Data records:
######
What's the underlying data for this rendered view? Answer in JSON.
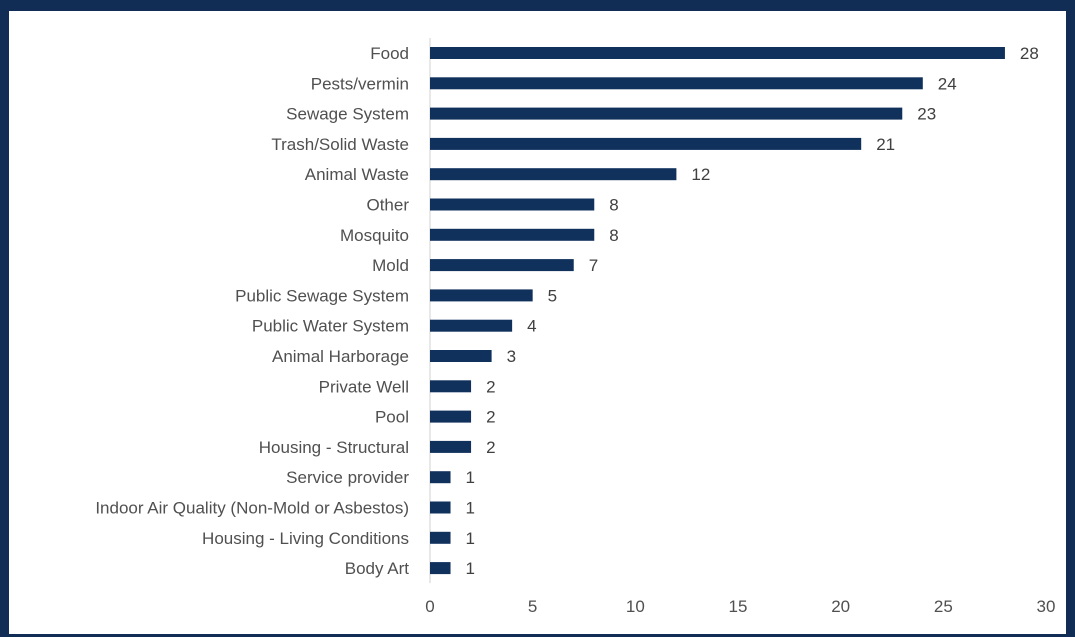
{
  "chart_data": {
    "type": "bar",
    "orientation": "horizontal",
    "categories": [
      "Food",
      "Pests/vermin",
      "Sewage System",
      "Trash/Solid Waste",
      "Animal Waste",
      "Other",
      "Mosquito",
      "Mold",
      "Public Sewage System",
      "Public Water System",
      "Animal Harborage",
      "Private Well",
      "Pool",
      "Housing - Structural",
      "Service provider",
      "Indoor Air Quality (Non-Mold or Asbestos)",
      "Housing - Living Conditions",
      "Body Art"
    ],
    "values": [
      28,
      24,
      23,
      21,
      12,
      8,
      8,
      7,
      5,
      4,
      3,
      2,
      2,
      2,
      1,
      1,
      1,
      1
    ],
    "xlim": [
      0,
      30
    ],
    "xticks": [
      0,
      5,
      10,
      15,
      20,
      25,
      30
    ],
    "title": "",
    "xlabel": "",
    "ylabel": "",
    "grid": false,
    "legend": "none",
    "data_labels": true,
    "bar_color": "#10315c",
    "frame_color": "#112d55"
  }
}
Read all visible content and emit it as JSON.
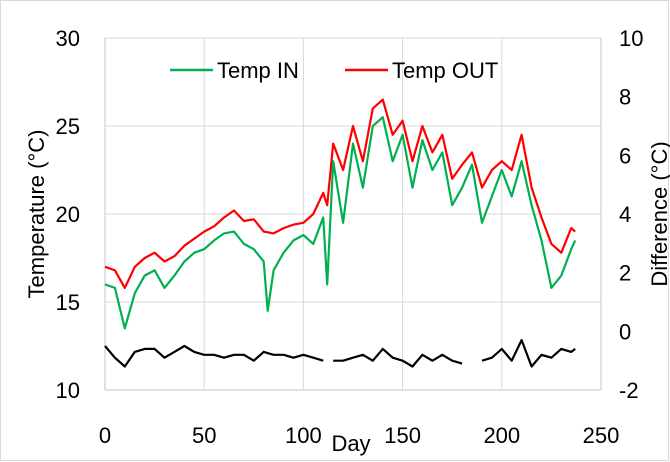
{
  "chart_data": {
    "type": "line",
    "xlabel": "Day",
    "ylabel": "Temperature (°C)",
    "y2label": "Difference (°C)",
    "xlim": [
      0,
      250
    ],
    "ylim": [
      10,
      30
    ],
    "y2lim": [
      -2,
      10
    ],
    "x_ticks": [
      0,
      50,
      100,
      150,
      200,
      250
    ],
    "y_ticks": [
      10,
      15,
      20,
      25,
      30
    ],
    "y2_ticks": [
      -2,
      0,
      2,
      4,
      6,
      8,
      10
    ],
    "grid": true,
    "legend": {
      "placement": "top",
      "entries": [
        "Temp IN",
        "Temp OUT"
      ]
    },
    "colors": {
      "Temp IN": "#00b050",
      "Temp OUT": "#ff0000",
      "Difference": "#000000",
      "grid": "#d9d9d9"
    },
    "series": [
      {
        "name": "Temp OUT",
        "axis": "left",
        "x": [
          0,
          5,
          10,
          15,
          20,
          25,
          30,
          35,
          40,
          45,
          50,
          55,
          60,
          65,
          70,
          75,
          80,
          85,
          90,
          95,
          100,
          105,
          110,
          112,
          115,
          120,
          125,
          130,
          135,
          140,
          145,
          150,
          155,
          160,
          165,
          170,
          175,
          180,
          185,
          190,
          195,
          200,
          205,
          210,
          215,
          220,
          225,
          230,
          235,
          237
        ],
        "y": [
          17.0,
          16.8,
          15.8,
          17.0,
          17.5,
          17.8,
          17.3,
          17.6,
          18.2,
          18.6,
          19.0,
          19.3,
          19.8,
          20.2,
          19.6,
          19.7,
          19.0,
          18.9,
          19.2,
          19.4,
          19.5,
          20.0,
          21.2,
          20.5,
          24.0,
          22.5,
          25.0,
          23.0,
          26.0,
          26.5,
          24.5,
          25.3,
          23.0,
          25.0,
          23.5,
          24.5,
          22.0,
          22.8,
          23.5,
          21.5,
          22.5,
          23.0,
          22.5,
          24.5,
          21.5,
          19.8,
          18.3,
          17.8,
          19.2,
          19.0
        ]
      },
      {
        "name": "Temp IN",
        "axis": "left",
        "x": [
          0,
          5,
          10,
          15,
          20,
          25,
          30,
          35,
          40,
          45,
          50,
          55,
          60,
          65,
          70,
          75,
          80,
          82,
          85,
          90,
          95,
          100,
          105,
          110,
          112,
          115,
          120,
          125,
          130,
          135,
          140,
          145,
          150,
          155,
          160,
          165,
          170,
          175,
          180,
          185,
          190,
          195,
          200,
          205,
          210,
          215,
          220,
          225,
          230,
          235,
          237
        ],
        "y": [
          16.0,
          15.8,
          13.5,
          15.5,
          16.5,
          16.8,
          15.8,
          16.5,
          17.3,
          17.8,
          18.0,
          18.5,
          18.9,
          19.0,
          18.3,
          18.0,
          17.3,
          14.5,
          16.8,
          17.8,
          18.5,
          18.8,
          18.3,
          19.8,
          16.0,
          23.0,
          19.5,
          24.0,
          21.5,
          25.0,
          25.5,
          23.0,
          24.5,
          21.5,
          24.2,
          22.5,
          23.5,
          20.5,
          21.5,
          22.8,
          19.5,
          21.0,
          22.5,
          21.0,
          23.0,
          20.5,
          18.5,
          15.8,
          16.5,
          18.0,
          18.5
        ]
      },
      {
        "name": "Difference",
        "axis": "right",
        "x": [
          0,
          5,
          10,
          15,
          20,
          25,
          30,
          35,
          40,
          45,
          50,
          55,
          60,
          65,
          70,
          75,
          80,
          85,
          90,
          95,
          100,
          105,
          110,
          112,
          115,
          120,
          125,
          130,
          135,
          140,
          145,
          150,
          155,
          160,
          165,
          170,
          175,
          180,
          185,
          190,
          195,
          200,
          205,
          210,
          215,
          220,
          225,
          230,
          235,
          237
        ],
        "y": [
          -0.5,
          -0.9,
          -1.2,
          -0.7,
          -0.6,
          -0.6,
          -0.9,
          -0.7,
          -0.5,
          -0.7,
          -0.8,
          -0.8,
          -0.9,
          -0.8,
          -0.8,
          -1.0,
          -0.7,
          -0.8,
          -0.8,
          -0.9,
          -0.8,
          -0.9,
          -1.0,
          null,
          -1.0,
          -1.0,
          -0.9,
          -0.8,
          -1.0,
          -0.6,
          -0.9,
          -1.0,
          -1.2,
          -0.8,
          -1.0,
          -0.8,
          -1.0,
          -1.1,
          null,
          -1.0,
          -0.9,
          -0.6,
          -1.0,
          -0.3,
          -1.2,
          -0.8,
          -0.9,
          -0.6,
          -0.7,
          -0.6
        ]
      }
    ]
  }
}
######
• **Instructions to follow**
Set down the records in full and exactly. Do not carry over any image.

• **Result of the exercise**
What's the underlying data for this rendered view? Answer in JSON.
{
  "chart_data": {
    "type": "bar",
    "orientation": "horizontal",
    "categories": [
      "Food",
      "Pests/vermin",
      "Sewage System",
      "Trash/Solid Waste",
      "Animal Waste",
      "Other",
      "Mosquito",
      "Mold",
      "Public Sewage System",
      "Public Water System",
      "Animal Harborage",
      "Private Well",
      "Pool",
      "Housing - Structural",
      "Service provider",
      "Indoor Air Quality (Non-Mold or Asbestos)",
      "Housing - Living Conditions",
      "Body Art"
    ],
    "values": [
      28,
      24,
      23,
      21,
      12,
      8,
      8,
      7,
      5,
      4,
      3,
      2,
      2,
      2,
      1,
      1,
      1,
      1
    ],
    "xlim": [
      0,
      30
    ],
    "xticks": [
      0,
      5,
      10,
      15,
      20,
      25,
      30
    ],
    "title": "",
    "xlabel": "",
    "ylabel": "",
    "grid": false,
    "legend": "none",
    "data_labels": true,
    "bar_color": "#10315c",
    "frame_color": "#112d55"
  }
}
Read all visible content and emit it as JSON.
{
  "chart_data": {
    "type": "line",
    "xlabel": "Day",
    "ylabel": "Temperature (°C)",
    "y2label": "Difference (°C)",
    "xlim": [
      0,
      250
    ],
    "ylim": [
      10,
      30
    ],
    "y2lim": [
      -2,
      10
    ],
    "x_ticks": [
      0,
      50,
      100,
      150,
      200,
      250
    ],
    "y_ticks": [
      10,
      15,
      20,
      25,
      30
    ],
    "y2_ticks": [
      -2,
      0,
      2,
      4,
      6,
      8,
      10
    ],
    "grid": true,
    "legend": {
      "placement": "top",
      "entries": [
        "Temp IN",
        "Temp OUT"
      ]
    },
    "colors": {
      "Temp IN": "#00b050",
      "Temp OUT": "#ff0000",
      "Difference": "#000000",
      "grid": "#d9d9d9"
    },
    "series": [
      {
        "name": "Temp OUT",
        "axis": "left",
        "x": [
          0,
          5,
          10,
          15,
          20,
          25,
          30,
          35,
          40,
          45,
          50,
          55,
          60,
          65,
          70,
          75,
          80,
          85,
          90,
          95,
          100,
          105,
          110,
          112,
          115,
          120,
          125,
          130,
          135,
          140,
          145,
          150,
          155,
          160,
          165,
          170,
          175,
          180,
          185,
          190,
          195,
          200,
          205,
          210,
          215,
          220,
          225,
          230,
          235,
          237
        ],
        "y": [
          17.0,
          16.8,
          15.8,
          17.0,
          17.5,
          17.8,
          17.3,
          17.6,
          18.2,
          18.6,
          19.0,
          19.3,
          19.8,
          20.2,
          19.6,
          19.7,
          19.0,
          18.9,
          19.2,
          19.4,
          19.5,
          20.0,
          21.2,
          20.5,
          24.0,
          22.5,
          25.0,
          23.0,
          26.0,
          26.5,
          24.5,
          25.3,
          23.0,
          25.0,
          23.5,
          24.5,
          22.0,
          22.8,
          23.5,
          21.5,
          22.5,
          23.0,
          22.5,
          24.5,
          21.5,
          19.8,
          18.3,
          17.8,
          19.2,
          19.0
        ]
      },
      {
        "name": "Temp IN",
        "axis": "left",
        "x": [
          0,
          5,
          10,
          15,
          20,
          25,
          30,
          35,
          40,
          45,
          50,
          55,
          60,
          65,
          70,
          75,
          80,
          82,
          85,
          90,
          95,
          100,
          105,
          110,
          112,
          115,
          120,
          125,
          130,
          135,
          140,
          145,
          150,
          155,
          160,
          165,
          170,
          175,
          180,
          185,
          190,
          195,
          200,
          205,
          210,
          215,
          220,
          225,
          230,
          235,
          237
        ],
        "y": [
          16.0,
          15.8,
          13.5,
          15.5,
          16.5,
          16.8,
          15.8,
          16.5,
          17.3,
          17.8,
          18.0,
          18.5,
          18.9,
          19.0,
          18.3,
          18.0,
          17.3,
          14.5,
          16.8,
          17.8,
          18.5,
          18.8,
          18.3,
          19.8,
          16.0,
          23.0,
          19.5,
          24.0,
          21.5,
          25.0,
          25.5,
          23.0,
          24.5,
          21.5,
          24.2,
          22.5,
          23.5,
          20.5,
          21.5,
          22.8,
          19.5,
          21.0,
          22.5,
          21.0,
          23.0,
          20.5,
          18.5,
          15.8,
          16.5,
          18.0,
          18.5
        ]
      },
      {
        "name": "Difference",
        "axis": "right",
        "x": [
          0,
          5,
          10,
          15,
          20,
          25,
          30,
          35,
          40,
          45,
          50,
          55,
          60,
          65,
          70,
          75,
          80,
          85,
          90,
          95,
          100,
          105,
          110,
          112,
          115,
          120,
          125,
          130,
          135,
          140,
          145,
          150,
          155,
          160,
          165,
          170,
          175,
          180,
          185,
          190,
          195,
          200,
          205,
          210,
          215,
          220,
          225,
          230,
          235,
          237
        ],
        "y": [
          -0.5,
          -0.9,
          -1.2,
          -0.7,
          -0.6,
          -0.6,
          -0.9,
          -0.7,
          -0.5,
          -0.7,
          -0.8,
          -0.8,
          -0.9,
          -0.8,
          -0.8,
          -1.0,
          -0.7,
          -0.8,
          -0.8,
          -0.9,
          -0.8,
          -0.9,
          -1.0,
          null,
          -1.0,
          -1.0,
          -0.9,
          -0.8,
          -1.0,
          -0.6,
          -0.9,
          -1.0,
          -1.2,
          -0.8,
          -1.0,
          -0.8,
          -1.0,
          -1.1,
          null,
          -1.0,
          -0.9,
          -0.6,
          -1.0,
          -0.3,
          -1.2,
          -0.8,
          -0.9,
          -0.6,
          -0.7,
          -0.6
        ]
      }
    ]
  }
}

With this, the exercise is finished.